■ Task details:
Rewrite the rows from the first row through the row containing "528, 643, 542]", replacing "banner-text" with "banner-label" and leaving everything else unchanged.

■ Rows:
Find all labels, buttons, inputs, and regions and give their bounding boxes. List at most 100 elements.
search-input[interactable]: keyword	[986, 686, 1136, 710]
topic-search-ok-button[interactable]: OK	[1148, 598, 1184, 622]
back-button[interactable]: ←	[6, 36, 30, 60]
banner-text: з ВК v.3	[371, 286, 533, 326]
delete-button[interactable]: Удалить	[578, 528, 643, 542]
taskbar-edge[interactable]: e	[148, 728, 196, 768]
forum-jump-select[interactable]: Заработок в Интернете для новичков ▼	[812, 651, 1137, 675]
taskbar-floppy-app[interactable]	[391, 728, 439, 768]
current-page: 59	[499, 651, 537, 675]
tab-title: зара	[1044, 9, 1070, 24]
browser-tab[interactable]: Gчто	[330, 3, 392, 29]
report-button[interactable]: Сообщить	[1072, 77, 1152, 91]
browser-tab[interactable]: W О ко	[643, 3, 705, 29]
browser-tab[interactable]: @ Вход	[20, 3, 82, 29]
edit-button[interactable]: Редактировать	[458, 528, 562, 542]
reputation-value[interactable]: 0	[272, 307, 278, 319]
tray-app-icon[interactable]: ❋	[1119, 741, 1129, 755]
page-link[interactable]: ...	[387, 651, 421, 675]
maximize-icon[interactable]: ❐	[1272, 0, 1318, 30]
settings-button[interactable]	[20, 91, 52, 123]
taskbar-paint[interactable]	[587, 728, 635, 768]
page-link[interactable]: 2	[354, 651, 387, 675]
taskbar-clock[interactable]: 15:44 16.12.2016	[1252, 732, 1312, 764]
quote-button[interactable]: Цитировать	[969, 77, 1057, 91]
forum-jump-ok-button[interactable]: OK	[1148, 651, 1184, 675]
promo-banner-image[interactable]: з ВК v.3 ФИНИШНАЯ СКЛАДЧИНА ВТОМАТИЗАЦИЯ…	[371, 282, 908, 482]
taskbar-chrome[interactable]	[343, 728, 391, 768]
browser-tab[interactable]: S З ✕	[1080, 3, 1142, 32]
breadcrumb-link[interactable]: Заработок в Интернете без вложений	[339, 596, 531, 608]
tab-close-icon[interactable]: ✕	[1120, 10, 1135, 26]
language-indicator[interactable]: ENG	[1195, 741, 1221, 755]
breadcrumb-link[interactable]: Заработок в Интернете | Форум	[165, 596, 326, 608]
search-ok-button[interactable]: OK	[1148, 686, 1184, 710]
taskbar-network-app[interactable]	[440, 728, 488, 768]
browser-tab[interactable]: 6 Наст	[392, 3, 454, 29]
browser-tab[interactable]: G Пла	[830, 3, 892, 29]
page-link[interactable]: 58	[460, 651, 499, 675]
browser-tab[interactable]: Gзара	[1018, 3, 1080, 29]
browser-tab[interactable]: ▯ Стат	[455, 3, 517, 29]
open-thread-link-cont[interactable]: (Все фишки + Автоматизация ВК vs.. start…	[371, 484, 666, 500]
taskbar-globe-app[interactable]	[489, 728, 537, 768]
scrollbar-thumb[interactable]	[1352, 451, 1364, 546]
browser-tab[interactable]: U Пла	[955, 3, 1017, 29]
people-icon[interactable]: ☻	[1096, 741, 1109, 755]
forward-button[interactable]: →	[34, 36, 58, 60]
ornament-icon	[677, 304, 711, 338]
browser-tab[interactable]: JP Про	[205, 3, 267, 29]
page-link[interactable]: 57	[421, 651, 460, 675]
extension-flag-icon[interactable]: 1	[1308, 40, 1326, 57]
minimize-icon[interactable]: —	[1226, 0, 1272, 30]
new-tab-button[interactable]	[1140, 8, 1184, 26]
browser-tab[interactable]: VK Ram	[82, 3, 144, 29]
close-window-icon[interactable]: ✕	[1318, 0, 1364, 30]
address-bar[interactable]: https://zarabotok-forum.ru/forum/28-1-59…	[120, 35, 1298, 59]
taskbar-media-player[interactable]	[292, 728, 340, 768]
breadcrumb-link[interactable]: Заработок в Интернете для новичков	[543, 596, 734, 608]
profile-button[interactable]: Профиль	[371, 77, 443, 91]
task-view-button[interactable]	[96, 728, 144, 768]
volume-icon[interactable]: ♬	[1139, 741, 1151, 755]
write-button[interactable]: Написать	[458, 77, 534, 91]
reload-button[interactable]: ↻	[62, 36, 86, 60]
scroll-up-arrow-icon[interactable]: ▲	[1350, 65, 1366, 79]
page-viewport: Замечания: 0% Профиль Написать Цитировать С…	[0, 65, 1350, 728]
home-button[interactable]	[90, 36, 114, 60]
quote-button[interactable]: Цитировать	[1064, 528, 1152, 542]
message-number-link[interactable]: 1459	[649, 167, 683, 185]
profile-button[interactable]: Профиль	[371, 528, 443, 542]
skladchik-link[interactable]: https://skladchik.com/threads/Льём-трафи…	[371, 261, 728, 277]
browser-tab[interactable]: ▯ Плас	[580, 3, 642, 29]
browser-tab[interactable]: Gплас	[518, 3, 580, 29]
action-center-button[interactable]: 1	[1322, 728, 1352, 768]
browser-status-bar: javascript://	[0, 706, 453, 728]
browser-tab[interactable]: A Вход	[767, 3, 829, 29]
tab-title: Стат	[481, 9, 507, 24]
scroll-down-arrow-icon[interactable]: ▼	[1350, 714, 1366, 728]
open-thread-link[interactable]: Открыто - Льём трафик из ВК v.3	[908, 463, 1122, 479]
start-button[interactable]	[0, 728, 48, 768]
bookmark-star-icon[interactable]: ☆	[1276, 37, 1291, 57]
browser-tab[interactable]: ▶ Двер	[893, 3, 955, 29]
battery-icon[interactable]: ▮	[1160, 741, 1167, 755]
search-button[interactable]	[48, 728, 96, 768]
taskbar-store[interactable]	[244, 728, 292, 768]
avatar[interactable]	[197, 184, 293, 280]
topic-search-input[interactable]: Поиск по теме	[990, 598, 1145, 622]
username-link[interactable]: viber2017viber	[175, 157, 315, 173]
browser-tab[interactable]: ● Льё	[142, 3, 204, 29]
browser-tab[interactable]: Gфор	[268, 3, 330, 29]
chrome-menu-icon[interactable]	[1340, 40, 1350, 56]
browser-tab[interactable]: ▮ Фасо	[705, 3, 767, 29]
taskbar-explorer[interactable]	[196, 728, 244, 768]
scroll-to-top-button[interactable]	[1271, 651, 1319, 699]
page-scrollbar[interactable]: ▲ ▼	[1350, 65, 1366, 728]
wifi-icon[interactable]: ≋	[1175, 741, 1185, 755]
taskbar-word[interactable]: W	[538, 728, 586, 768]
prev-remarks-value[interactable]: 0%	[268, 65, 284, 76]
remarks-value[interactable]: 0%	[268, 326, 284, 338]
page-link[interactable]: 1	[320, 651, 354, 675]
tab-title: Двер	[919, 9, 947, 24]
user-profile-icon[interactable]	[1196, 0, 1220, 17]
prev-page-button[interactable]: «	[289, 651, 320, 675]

■ Solved exercise:
Find all labels, buttons, inputs, and regions and give their bounding boxes. List at most 100 elements.
search-input[interactable]: keyword	[986, 686, 1136, 710]
topic-search-ok-button[interactable]: OK	[1148, 598, 1184, 622]
back-button[interactable]: ←	[6, 36, 30, 60]
banner-label: з ВК v.3	[371, 286, 533, 326]
delete-button[interactable]: Удалить	[578, 528, 643, 542]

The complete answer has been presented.